Task directions —
Copy all of the material exactly. Pictures are not to appear in the copy.

Given information —
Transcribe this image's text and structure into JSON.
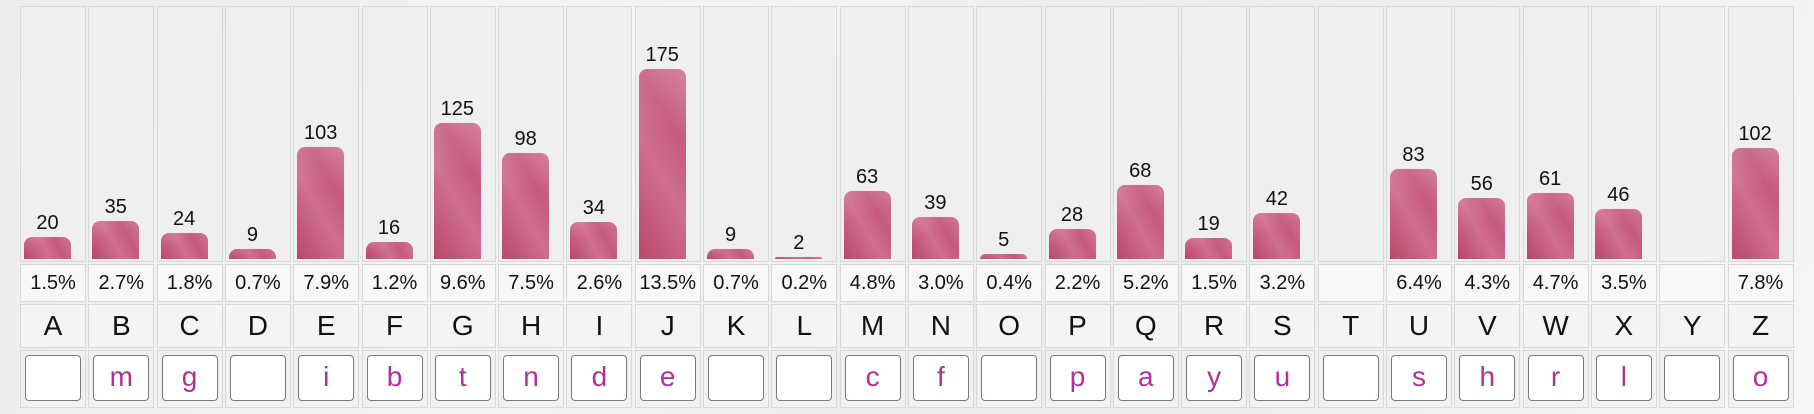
{
  "chart_data": {
    "type": "bar",
    "categories": [
      "A",
      "B",
      "C",
      "D",
      "E",
      "F",
      "G",
      "H",
      "I",
      "J",
      "K",
      "L",
      "M",
      "N",
      "O",
      "P",
      "Q",
      "R",
      "S",
      "T",
      "U",
      "V",
      "W",
      "X",
      "Y",
      "Z"
    ],
    "values": [
      20,
      35,
      24,
      9,
      103,
      16,
      125,
      98,
      34,
      175,
      9,
      2,
      63,
      39,
      5,
      28,
      68,
      19,
      42,
      null,
      83,
      56,
      61,
      46,
      null,
      102
    ],
    "value_labels": [
      "20",
      "35",
      "24",
      "9",
      "103",
      "16",
      "125",
      "98",
      "34",
      "175",
      "9",
      "2",
      "63",
      "39",
      "5",
      "28",
      "68",
      "19",
      "42",
      "",
      "83",
      "56",
      "61",
      "46",
      "",
      "102"
    ],
    "percentages": [
      "1.5%",
      "2.7%",
      "1.8%",
      "0.7%",
      "7.9%",
      "1.2%",
      "9.6%",
      "7.5%",
      "2.6%",
      "13.5%",
      "0.7%",
      "0.2%",
      "4.8%",
      "3.0%",
      "0.4%",
      "2.2%",
      "5.2%",
      "1.5%",
      "3.2%",
      "",
      "6.4%",
      "4.3%",
      "4.7%",
      "3.5%",
      "",
      "7.8%"
    ],
    "ylim": [
      0,
      175
    ],
    "grid": false
  },
  "substitutions": [
    "",
    "m",
    "g",
    "",
    "i",
    "b",
    "t",
    "n",
    "d",
    "e",
    "",
    "",
    "c",
    "f",
    "",
    "p",
    "a",
    "y",
    "u",
    "",
    "s",
    "h",
    "r",
    "l",
    "",
    "o"
  ],
  "colors": {
    "bar": "#c55a7d",
    "substitution_text": "#b0309a"
  }
}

The reply —
Transcribe this image's text and structure into JSON.
{
  "chart_data": {
    "type": "bar",
    "categories": [
      "A",
      "B",
      "C",
      "D",
      "E",
      "F",
      "G",
      "H",
      "I",
      "J",
      "K",
      "L",
      "M",
      "N",
      "O",
      "P",
      "Q",
      "R",
      "S",
      "T",
      "U",
      "V",
      "W",
      "X",
      "Y",
      "Z"
    ],
    "values": [
      20,
      35,
      24,
      9,
      103,
      16,
      125,
      98,
      34,
      175,
      9,
      2,
      63,
      39,
      5,
      28,
      68,
      19,
      42,
      null,
      83,
      56,
      61,
      46,
      null,
      102
    ],
    "value_labels": [
      "20",
      "35",
      "24",
      "9",
      "103",
      "16",
      "125",
      "98",
      "34",
      "175",
      "9",
      "2",
      "63",
      "39",
      "5",
      "28",
      "68",
      "19",
      "42",
      "",
      "83",
      "56",
      "61",
      "46",
      "",
      "102"
    ],
    "percentages": [
      "1.5%",
      "2.7%",
      "1.8%",
      "0.7%",
      "7.9%",
      "1.2%",
      "9.6%",
      "7.5%",
      "2.6%",
      "13.5%",
      "0.7%",
      "0.2%",
      "4.8%",
      "3.0%",
      "0.4%",
      "2.2%",
      "5.2%",
      "1.5%",
      "3.2%",
      "",
      "6.4%",
      "4.3%",
      "4.7%",
      "3.5%",
      "",
      "7.8%"
    ],
    "ylim": [
      0,
      175
    ],
    "grid": false
  },
  "substitutions": [
    "",
    "m",
    "g",
    "",
    "i",
    "b",
    "t",
    "n",
    "d",
    "e",
    "",
    "",
    "c",
    "f",
    "",
    "p",
    "a",
    "y",
    "u",
    "",
    "s",
    "h",
    "r",
    "l",
    "",
    "o"
  ],
  "colors": {
    "bar": "#c55a7d",
    "substitution_text": "#b0309a"
  }
}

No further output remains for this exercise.